◆ Extrait à lire
>>>>

Le député de la Réunion formule par ailleurs quelques propositions pour accompagner au mieux la mise en place du RSA en outre-mer, la réussite du dispositif dans ces territoires dépendant notamment, selon lui, « de la capacité des acteurs à redynamiser les politiques d’insertion ». Comment ? En particulier, en donnant « la possibilité aux départements soit de conserver les agences départementales d’insertionsoit de les intégrer à la collectivité et de confier à leurs services la responsabilité d’organiser et de conduire les politiques d’insertion ». Une piste qu’il justifie par le bilan « contrasté » de ces agences.

<<<<

◆ Informations fournies
>>>>

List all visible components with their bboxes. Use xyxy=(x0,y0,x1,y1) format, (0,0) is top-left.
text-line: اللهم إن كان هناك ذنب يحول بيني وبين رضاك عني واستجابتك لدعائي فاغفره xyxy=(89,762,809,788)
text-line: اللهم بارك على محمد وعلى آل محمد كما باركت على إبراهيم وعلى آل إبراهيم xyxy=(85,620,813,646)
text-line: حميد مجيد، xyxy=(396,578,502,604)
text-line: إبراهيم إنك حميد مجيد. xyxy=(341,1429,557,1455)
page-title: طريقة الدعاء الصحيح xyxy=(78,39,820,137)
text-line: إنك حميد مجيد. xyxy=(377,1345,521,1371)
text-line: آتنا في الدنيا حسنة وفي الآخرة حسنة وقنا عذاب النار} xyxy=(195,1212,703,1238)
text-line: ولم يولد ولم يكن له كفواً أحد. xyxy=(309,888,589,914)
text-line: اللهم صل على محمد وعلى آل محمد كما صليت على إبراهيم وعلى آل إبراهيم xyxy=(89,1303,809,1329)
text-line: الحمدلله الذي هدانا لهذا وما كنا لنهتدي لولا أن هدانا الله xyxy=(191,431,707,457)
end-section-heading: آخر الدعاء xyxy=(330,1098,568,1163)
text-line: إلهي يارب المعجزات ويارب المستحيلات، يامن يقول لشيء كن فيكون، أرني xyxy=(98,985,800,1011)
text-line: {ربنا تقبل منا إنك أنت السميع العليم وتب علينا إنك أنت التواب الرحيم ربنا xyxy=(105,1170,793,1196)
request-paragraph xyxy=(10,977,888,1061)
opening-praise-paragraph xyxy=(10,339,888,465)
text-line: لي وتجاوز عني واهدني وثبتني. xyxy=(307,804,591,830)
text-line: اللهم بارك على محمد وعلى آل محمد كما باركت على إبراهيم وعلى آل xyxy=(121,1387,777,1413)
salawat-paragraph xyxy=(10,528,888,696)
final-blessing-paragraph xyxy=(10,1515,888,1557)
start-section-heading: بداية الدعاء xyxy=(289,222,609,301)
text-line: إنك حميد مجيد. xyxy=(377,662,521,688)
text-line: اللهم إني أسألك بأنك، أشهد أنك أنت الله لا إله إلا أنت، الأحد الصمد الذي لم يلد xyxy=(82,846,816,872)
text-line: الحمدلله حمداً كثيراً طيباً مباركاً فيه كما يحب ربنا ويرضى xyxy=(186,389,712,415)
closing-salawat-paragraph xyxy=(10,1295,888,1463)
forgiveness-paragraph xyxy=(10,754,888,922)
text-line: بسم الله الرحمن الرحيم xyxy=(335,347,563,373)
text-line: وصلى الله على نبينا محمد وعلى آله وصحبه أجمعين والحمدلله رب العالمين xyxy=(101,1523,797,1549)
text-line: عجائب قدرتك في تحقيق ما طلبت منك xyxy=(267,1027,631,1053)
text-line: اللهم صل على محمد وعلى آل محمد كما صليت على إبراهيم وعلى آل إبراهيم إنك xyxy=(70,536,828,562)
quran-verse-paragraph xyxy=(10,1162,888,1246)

<<<<

◆ Action demandée A
D'après l'extrait sur le RSA en outre-mer, pourquoi le député propose-t-il de laisser aux départements le choix de conserver les agences départementales d'insertion ou de les intégrer à la collectivité ? Répondez en une à trois phrases.
◆ Action demandée B
Reproduisez fidèlement tout le passage de l'extrait sur le RSA en outre-mer, depuis « Le député de » jusqu'à « de ces agences. ».

◆ Résultat A
Le député justifie cette piste par le bilan « contrasté » de ces agences. Il estime que la réussite du RSA dans ces territoires dépend notamment de la capacité des acteurs à redynamiser les politiques d'insertion.

◆ Résultat B
Le député de la Réunion formule par ailleurs quelques propositions pour accompagner au mieux la mise en place du RSA en outre-mer, la réussite du dispositif dans ces territoires dépendant notamment, selon lui, « de la capacité des acteurs à redynamiser les politiques d’insertion ». Comment ? En particulier, en donnant « la possibilité aux départements soit de conserver les agences départementales d’insertionsoit de les intégrer à la collectivité et de confier à leurs services la responsabilité d’organiser et de conduire les politiques d’insertion ». Une piste qu’il justifie par le bilan « contrasté » de ces agences.